**Directive**: Scan the entries and tally the lines that include the string "formed". Reply with the figure alone.

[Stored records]
------

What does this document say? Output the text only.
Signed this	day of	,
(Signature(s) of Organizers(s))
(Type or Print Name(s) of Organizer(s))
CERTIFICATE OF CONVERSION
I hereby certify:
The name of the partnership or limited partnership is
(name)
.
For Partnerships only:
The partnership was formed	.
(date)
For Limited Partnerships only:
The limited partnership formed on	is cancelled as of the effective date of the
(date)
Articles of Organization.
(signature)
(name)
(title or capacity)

------

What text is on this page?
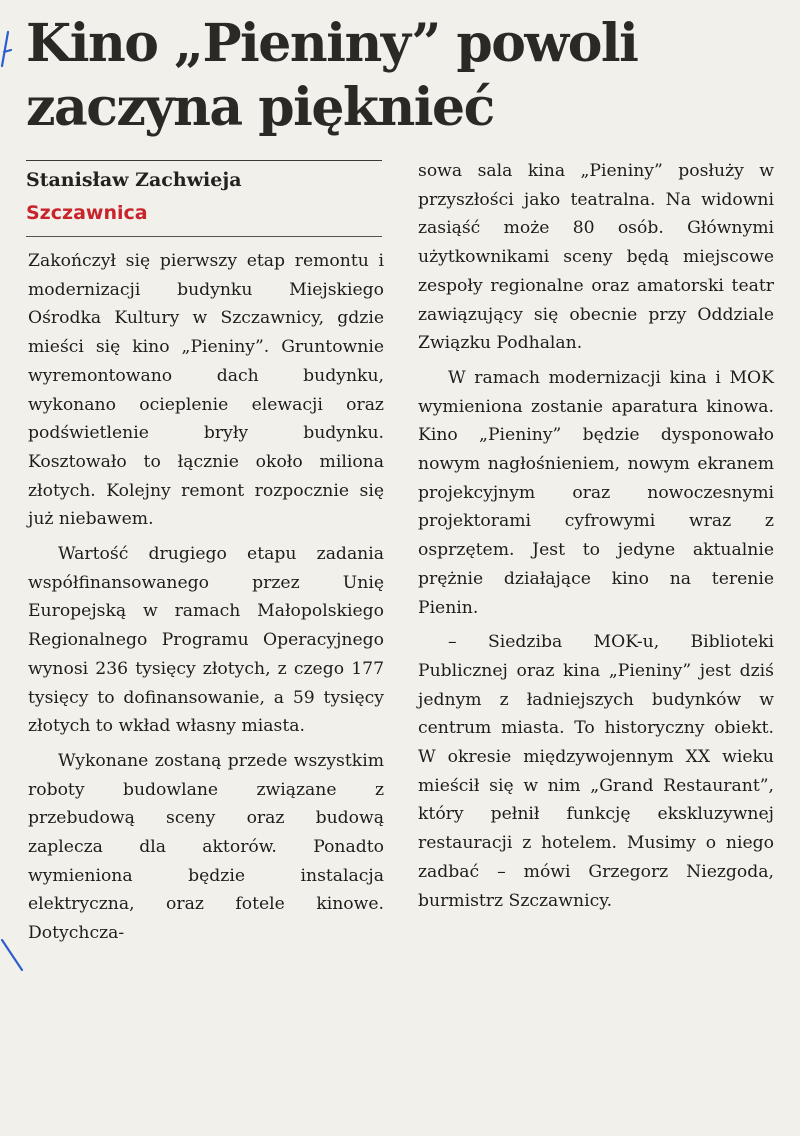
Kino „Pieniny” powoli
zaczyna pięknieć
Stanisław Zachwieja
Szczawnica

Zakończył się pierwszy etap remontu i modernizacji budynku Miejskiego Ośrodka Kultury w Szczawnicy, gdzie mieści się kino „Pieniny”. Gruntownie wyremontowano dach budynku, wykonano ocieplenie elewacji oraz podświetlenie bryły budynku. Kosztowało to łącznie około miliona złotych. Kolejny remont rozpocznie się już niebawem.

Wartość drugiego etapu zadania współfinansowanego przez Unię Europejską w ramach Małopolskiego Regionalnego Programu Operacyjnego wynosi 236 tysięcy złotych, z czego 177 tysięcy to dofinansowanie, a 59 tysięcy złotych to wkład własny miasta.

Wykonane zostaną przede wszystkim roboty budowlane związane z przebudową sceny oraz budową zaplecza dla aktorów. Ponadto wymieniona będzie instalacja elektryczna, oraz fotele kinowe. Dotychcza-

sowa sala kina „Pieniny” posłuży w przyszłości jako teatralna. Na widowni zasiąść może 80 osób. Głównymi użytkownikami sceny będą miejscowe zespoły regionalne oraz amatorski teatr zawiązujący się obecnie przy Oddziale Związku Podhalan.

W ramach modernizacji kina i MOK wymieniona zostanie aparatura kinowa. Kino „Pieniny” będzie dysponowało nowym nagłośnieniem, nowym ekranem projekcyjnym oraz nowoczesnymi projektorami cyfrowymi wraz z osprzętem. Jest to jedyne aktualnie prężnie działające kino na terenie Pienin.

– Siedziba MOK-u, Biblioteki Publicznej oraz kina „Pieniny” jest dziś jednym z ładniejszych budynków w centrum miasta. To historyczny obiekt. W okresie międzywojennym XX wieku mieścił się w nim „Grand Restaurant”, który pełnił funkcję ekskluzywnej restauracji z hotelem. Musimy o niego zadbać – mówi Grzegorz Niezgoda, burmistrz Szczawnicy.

------

**Task solution**: 2